-- STATED PROBLEM --
Scan each line of the records for the word "Dollar" and extract the ones that have it.

++++ ENTRIES

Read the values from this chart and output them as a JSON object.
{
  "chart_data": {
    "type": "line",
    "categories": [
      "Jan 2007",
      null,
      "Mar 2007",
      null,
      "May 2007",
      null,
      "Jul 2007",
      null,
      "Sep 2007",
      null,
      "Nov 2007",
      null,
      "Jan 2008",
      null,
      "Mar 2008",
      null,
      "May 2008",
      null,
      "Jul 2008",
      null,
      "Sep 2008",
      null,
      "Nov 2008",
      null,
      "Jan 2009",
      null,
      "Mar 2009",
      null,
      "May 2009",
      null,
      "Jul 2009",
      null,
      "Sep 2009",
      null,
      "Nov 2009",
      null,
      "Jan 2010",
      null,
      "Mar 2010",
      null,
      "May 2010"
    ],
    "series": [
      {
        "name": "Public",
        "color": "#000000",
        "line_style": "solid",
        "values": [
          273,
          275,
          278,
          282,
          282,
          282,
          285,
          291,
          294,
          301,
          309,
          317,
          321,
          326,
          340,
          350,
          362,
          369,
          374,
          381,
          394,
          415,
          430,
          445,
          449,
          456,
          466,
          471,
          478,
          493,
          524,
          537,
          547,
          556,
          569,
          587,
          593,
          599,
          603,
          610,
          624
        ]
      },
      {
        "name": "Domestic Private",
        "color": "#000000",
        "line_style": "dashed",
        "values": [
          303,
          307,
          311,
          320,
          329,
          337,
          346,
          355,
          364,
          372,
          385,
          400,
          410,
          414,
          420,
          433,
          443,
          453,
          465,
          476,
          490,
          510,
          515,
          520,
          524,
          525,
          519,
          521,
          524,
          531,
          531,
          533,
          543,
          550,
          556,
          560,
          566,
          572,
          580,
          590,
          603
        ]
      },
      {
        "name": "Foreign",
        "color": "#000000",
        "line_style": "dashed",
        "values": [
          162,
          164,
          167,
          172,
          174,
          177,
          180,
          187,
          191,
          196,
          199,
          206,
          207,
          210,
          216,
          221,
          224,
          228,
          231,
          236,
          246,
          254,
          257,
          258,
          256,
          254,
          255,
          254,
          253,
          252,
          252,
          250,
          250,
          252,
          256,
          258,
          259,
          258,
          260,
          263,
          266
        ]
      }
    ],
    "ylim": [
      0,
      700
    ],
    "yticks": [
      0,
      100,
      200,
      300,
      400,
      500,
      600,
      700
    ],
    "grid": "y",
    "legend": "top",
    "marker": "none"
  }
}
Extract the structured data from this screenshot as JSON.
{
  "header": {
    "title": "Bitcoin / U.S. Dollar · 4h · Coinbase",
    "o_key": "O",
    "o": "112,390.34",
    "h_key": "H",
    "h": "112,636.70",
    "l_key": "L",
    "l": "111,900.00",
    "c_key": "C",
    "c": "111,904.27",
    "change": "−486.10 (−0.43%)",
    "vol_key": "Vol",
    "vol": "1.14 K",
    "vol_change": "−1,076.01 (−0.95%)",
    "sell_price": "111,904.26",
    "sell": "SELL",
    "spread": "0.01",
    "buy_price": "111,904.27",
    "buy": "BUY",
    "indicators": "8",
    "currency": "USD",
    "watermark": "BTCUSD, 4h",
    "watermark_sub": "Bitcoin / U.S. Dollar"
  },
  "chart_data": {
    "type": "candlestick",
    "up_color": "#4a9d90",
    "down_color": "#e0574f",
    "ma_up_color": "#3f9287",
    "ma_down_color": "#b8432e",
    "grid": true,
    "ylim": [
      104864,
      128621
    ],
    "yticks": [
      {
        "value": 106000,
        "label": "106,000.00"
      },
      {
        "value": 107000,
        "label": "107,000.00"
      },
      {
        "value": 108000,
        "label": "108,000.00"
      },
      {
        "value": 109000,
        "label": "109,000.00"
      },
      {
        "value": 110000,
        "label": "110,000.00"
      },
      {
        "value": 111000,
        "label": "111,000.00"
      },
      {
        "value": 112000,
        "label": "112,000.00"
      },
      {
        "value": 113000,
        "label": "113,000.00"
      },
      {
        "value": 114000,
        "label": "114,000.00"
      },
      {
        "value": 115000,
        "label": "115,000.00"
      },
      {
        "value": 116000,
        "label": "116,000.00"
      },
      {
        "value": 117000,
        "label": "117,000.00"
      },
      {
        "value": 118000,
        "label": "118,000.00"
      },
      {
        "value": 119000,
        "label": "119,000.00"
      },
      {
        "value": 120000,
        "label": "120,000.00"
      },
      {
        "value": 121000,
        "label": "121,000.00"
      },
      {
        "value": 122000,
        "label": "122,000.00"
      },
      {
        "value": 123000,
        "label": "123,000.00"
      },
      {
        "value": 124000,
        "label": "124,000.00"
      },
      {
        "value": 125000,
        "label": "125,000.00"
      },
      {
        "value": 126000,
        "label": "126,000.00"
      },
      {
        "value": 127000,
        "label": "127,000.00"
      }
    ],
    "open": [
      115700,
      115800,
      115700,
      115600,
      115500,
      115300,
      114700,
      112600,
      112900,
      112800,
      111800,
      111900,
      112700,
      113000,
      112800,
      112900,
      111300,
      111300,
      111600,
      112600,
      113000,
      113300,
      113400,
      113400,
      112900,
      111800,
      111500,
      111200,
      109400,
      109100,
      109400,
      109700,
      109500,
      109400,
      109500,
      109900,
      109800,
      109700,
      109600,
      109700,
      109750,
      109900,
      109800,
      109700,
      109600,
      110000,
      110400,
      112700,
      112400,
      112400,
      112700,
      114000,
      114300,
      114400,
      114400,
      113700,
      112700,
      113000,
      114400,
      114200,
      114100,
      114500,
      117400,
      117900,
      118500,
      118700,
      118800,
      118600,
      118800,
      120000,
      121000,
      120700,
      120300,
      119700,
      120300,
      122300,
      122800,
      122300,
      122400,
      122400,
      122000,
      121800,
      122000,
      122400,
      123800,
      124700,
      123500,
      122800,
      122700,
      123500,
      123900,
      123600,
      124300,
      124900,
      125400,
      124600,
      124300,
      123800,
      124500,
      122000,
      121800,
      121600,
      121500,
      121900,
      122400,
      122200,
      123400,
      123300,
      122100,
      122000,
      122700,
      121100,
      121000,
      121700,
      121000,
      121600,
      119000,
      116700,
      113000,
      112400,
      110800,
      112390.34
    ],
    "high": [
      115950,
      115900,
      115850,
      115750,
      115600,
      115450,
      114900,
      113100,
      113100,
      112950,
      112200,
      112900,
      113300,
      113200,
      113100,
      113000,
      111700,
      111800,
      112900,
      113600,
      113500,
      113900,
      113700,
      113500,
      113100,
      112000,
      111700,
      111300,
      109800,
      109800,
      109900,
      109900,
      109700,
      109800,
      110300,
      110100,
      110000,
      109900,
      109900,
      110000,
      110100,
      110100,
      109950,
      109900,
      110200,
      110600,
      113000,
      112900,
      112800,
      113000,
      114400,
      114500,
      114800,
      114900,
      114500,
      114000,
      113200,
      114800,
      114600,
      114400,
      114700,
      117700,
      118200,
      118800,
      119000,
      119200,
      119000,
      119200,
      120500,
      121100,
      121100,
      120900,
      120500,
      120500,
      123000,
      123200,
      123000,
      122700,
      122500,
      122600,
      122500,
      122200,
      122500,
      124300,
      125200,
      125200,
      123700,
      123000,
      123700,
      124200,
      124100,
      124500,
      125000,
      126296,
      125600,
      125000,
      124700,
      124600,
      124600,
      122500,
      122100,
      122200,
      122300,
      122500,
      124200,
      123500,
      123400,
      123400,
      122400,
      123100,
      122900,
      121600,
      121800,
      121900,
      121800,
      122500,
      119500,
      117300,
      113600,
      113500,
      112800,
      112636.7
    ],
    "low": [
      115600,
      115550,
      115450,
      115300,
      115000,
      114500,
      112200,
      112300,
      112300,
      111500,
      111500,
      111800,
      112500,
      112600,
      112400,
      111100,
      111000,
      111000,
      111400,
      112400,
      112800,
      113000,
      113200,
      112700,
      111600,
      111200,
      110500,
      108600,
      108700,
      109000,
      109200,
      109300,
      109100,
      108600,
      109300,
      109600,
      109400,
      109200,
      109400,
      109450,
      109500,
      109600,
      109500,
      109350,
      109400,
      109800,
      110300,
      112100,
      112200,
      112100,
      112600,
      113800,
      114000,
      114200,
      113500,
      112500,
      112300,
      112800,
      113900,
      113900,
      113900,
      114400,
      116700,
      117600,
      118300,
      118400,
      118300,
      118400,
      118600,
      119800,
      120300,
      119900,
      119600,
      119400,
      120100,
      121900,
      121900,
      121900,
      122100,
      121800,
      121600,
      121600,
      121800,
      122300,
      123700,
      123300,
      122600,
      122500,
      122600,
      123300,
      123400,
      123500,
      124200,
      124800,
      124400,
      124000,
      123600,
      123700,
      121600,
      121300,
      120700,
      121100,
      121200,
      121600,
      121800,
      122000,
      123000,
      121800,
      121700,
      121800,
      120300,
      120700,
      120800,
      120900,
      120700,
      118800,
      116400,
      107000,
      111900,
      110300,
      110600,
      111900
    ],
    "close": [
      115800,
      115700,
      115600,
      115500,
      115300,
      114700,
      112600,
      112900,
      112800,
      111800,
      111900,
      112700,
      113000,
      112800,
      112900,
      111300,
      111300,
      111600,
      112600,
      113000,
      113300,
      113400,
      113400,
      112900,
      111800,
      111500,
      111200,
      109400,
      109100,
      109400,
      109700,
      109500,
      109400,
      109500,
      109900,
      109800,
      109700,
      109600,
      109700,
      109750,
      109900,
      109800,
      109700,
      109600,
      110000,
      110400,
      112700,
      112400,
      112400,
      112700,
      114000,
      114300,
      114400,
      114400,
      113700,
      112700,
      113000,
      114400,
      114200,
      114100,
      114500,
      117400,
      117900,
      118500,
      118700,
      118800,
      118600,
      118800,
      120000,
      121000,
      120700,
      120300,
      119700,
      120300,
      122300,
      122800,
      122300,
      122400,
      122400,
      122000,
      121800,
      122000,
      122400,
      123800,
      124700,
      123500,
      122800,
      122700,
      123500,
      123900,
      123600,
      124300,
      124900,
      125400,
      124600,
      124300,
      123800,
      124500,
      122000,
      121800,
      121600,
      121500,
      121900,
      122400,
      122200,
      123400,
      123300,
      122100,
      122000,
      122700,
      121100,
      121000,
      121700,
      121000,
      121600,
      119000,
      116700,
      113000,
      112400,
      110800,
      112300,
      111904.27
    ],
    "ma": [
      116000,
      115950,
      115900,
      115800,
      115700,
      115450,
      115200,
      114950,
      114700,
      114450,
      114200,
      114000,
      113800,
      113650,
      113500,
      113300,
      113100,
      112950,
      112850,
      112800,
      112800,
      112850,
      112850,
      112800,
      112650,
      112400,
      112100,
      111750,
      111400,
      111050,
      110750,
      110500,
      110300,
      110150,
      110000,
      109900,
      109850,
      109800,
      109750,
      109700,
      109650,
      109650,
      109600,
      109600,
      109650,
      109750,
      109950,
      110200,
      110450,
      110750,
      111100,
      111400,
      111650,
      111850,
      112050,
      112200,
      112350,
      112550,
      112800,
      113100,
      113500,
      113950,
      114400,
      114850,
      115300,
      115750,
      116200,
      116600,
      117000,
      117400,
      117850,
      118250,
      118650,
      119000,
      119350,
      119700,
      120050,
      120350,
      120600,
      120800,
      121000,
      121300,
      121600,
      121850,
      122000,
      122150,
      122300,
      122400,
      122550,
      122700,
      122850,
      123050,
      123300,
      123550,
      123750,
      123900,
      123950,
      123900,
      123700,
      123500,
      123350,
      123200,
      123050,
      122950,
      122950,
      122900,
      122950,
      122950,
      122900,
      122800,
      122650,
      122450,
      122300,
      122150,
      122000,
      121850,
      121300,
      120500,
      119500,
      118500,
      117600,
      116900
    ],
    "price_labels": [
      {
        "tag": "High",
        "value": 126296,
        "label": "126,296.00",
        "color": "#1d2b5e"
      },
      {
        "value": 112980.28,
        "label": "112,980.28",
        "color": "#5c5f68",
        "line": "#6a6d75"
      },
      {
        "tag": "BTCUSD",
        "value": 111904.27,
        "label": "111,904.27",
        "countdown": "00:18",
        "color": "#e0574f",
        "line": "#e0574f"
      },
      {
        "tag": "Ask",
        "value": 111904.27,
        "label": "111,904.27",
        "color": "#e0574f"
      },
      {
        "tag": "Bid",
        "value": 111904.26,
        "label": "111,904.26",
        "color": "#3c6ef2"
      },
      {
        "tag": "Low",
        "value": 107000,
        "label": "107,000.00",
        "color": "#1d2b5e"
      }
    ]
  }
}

++++++++

-- FINAL RESULT --
    "title": "Bitcoin / U.S. Dollar · 4h · Coinbase",
    "watermark_sub": "Bitcoin / U.S. Dollar"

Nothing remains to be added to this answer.